> REQUIREMENTS
Copy out each line below that has the word "JSON" in it.

# Start of AVAILABLE DATA

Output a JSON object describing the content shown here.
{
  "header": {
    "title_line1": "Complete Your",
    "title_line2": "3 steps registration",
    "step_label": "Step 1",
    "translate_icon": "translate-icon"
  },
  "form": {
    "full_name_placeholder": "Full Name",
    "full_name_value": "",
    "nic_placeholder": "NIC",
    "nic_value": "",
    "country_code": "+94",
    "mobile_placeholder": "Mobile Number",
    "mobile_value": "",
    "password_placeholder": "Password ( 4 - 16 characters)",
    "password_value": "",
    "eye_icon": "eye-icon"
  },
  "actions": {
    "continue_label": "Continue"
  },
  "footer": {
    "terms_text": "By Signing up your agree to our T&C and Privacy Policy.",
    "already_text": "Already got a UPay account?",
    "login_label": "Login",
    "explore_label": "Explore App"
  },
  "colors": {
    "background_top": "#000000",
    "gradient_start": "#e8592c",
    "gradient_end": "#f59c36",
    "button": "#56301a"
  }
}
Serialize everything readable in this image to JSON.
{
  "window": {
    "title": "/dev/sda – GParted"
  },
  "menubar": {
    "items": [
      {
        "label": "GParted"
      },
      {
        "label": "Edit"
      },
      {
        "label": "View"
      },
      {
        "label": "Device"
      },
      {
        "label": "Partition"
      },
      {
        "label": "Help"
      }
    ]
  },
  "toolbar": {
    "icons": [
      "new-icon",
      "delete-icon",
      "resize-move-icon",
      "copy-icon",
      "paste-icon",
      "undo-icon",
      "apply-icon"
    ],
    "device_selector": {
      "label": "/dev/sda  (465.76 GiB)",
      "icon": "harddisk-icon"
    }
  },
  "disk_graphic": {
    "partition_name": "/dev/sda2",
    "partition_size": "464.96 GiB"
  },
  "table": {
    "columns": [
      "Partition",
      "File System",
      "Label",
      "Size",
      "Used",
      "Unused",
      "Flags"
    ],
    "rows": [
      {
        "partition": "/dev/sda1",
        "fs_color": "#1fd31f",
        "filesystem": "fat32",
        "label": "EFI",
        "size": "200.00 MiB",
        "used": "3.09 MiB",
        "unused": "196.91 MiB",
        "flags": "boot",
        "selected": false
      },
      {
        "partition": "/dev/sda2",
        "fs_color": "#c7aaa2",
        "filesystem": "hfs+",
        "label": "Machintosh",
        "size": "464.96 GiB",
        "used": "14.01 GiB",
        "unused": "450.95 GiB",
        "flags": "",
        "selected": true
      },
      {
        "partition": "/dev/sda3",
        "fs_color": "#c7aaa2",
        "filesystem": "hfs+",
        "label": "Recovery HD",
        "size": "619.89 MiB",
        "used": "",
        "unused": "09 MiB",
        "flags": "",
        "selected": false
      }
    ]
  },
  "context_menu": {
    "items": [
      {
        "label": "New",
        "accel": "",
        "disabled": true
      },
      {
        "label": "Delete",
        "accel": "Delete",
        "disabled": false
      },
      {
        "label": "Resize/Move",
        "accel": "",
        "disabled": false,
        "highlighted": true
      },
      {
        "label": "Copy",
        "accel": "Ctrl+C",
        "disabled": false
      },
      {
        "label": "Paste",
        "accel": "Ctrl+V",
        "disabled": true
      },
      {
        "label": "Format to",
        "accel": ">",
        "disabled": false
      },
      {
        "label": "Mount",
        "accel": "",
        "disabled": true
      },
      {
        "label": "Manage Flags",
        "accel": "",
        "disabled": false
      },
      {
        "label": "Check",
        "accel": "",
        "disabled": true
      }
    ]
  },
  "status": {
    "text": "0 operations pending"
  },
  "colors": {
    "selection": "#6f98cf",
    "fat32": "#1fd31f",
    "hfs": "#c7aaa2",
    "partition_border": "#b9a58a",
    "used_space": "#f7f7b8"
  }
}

# End of AVAILABLE DATA

> EXERCISE SOLUTION
Output a JSON object describing the content shown here.
Serialize everything readable in this image to JSON.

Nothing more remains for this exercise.